▸ **The request**
Copy all lines that contain the word "title".

Data listing
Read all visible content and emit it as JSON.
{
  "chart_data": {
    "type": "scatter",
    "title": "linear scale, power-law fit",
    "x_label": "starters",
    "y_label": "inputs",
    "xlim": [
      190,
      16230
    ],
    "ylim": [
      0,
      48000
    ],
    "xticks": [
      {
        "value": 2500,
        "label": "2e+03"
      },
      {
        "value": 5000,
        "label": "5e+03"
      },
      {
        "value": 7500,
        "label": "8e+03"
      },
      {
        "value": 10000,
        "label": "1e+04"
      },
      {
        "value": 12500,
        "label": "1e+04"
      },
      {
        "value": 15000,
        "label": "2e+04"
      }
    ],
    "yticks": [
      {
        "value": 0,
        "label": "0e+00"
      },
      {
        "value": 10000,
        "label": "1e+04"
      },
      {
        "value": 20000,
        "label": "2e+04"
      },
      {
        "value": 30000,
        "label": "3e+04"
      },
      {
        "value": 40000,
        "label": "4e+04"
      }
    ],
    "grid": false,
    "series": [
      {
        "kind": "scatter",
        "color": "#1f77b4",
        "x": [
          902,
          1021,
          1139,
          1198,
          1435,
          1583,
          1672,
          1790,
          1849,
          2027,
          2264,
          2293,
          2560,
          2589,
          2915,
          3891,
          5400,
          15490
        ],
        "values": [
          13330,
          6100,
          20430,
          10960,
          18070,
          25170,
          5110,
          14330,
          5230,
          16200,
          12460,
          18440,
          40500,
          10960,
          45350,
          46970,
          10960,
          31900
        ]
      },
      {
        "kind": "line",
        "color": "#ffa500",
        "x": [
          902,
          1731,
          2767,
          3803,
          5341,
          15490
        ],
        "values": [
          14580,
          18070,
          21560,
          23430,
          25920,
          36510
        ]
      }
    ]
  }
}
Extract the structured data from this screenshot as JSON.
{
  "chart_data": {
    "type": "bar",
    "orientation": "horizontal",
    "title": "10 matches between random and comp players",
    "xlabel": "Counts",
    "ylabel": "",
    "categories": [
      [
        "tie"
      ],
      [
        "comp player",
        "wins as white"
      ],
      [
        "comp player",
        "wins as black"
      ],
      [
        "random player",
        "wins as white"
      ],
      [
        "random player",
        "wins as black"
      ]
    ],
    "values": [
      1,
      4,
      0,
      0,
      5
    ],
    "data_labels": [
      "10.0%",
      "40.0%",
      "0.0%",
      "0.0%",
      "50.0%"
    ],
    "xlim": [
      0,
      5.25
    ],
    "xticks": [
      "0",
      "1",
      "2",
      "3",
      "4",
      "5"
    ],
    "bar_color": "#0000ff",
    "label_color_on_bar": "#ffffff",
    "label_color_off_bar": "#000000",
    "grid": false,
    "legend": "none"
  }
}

▸ **Exercise answer**
    "title": "linear scale, power-law fit",
    "title": "10 matches between random and comp players",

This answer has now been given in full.